◆ **EXERCISE**:
Tally the lines holding the string "batch" and reply with that number alone.

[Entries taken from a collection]
--*--

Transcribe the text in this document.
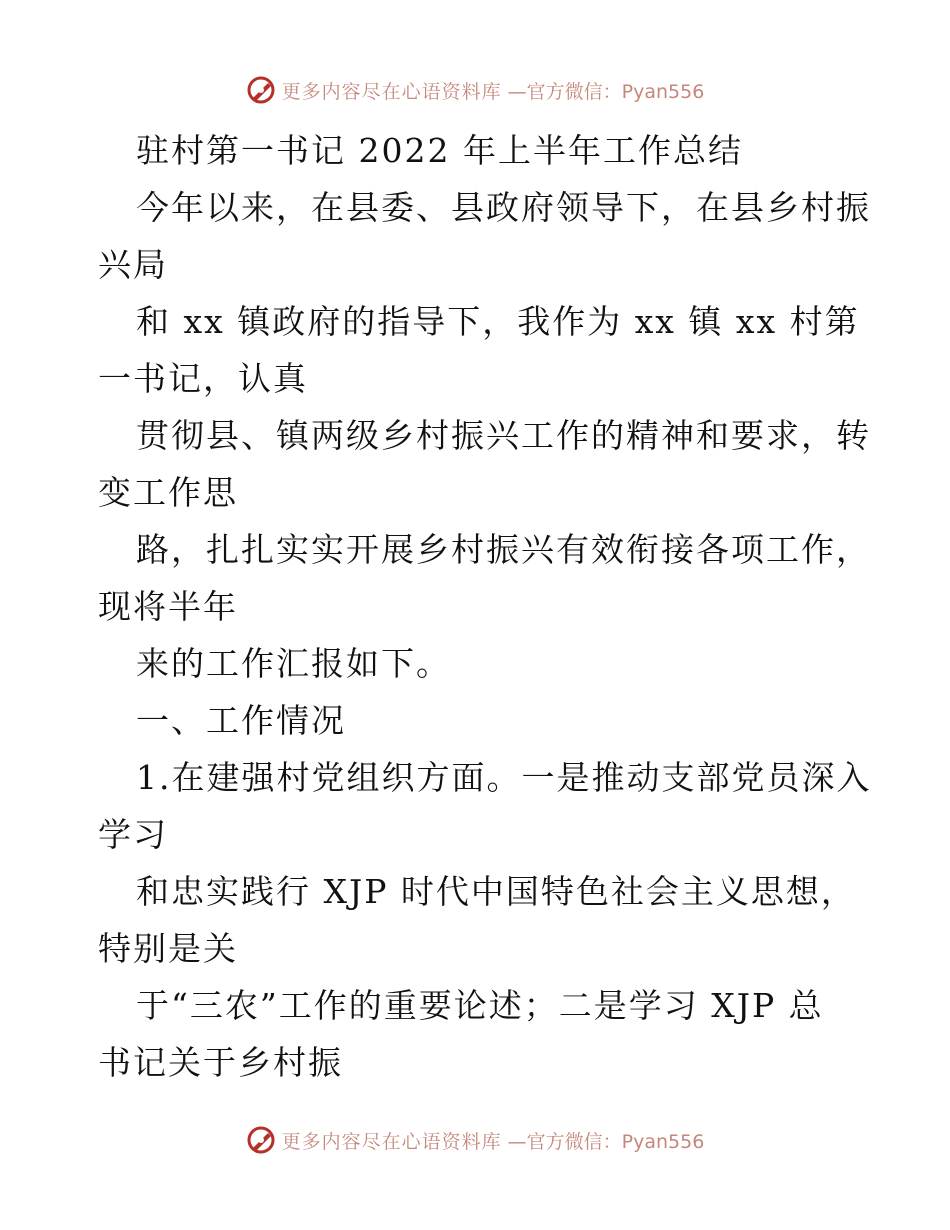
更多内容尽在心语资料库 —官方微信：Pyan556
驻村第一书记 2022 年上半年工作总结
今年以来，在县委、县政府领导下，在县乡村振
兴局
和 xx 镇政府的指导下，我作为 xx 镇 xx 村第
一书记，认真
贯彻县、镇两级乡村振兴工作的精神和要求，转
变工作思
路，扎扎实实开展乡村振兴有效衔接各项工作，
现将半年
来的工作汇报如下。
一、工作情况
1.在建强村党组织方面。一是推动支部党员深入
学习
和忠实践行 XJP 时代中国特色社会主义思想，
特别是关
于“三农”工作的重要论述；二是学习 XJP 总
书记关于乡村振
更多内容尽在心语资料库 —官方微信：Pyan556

--*--

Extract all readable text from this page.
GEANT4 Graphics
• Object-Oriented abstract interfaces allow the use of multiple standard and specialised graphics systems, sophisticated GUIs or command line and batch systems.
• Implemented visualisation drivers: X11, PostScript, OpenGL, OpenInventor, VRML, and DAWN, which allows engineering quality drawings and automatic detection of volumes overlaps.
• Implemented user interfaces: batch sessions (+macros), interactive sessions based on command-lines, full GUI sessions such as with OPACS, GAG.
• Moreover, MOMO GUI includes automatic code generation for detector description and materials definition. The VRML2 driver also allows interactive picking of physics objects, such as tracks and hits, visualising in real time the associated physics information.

--*--

◆ **EXERCISE RESULT**:
2